▸ Directions:
In the material below, find every line with "data" and pull it out.

___ Records ___

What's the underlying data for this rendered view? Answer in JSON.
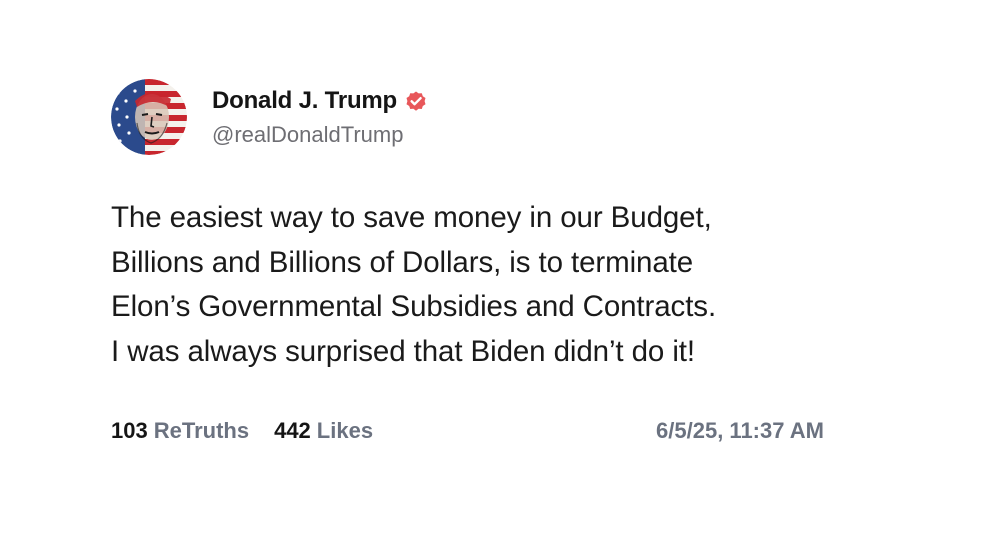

___
___ Records ___

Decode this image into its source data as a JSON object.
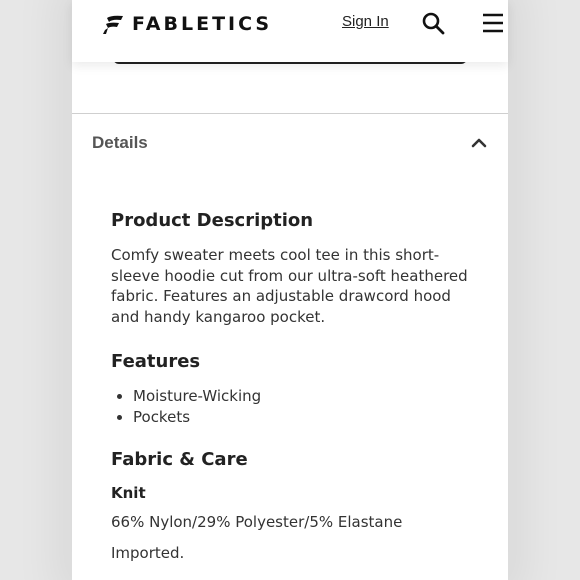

___
___ Records ___

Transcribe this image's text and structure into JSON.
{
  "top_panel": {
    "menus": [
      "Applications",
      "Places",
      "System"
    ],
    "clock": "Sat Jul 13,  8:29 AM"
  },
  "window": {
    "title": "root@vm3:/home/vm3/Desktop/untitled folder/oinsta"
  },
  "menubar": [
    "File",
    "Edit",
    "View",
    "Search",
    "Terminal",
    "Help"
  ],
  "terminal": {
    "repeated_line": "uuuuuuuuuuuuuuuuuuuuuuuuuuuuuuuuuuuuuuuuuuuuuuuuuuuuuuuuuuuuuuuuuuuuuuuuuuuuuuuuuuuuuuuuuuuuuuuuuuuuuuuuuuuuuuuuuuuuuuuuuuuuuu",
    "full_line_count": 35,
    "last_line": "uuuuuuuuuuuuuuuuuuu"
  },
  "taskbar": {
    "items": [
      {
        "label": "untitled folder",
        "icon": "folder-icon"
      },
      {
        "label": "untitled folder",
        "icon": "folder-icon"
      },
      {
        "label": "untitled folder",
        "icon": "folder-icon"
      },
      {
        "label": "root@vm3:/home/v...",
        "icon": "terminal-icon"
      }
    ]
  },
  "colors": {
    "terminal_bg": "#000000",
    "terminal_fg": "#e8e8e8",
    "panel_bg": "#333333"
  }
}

___

▸ Response:
What's the underlying data for this rendered view? Answer in JSON.
Decode this image into its source data as a JSON object.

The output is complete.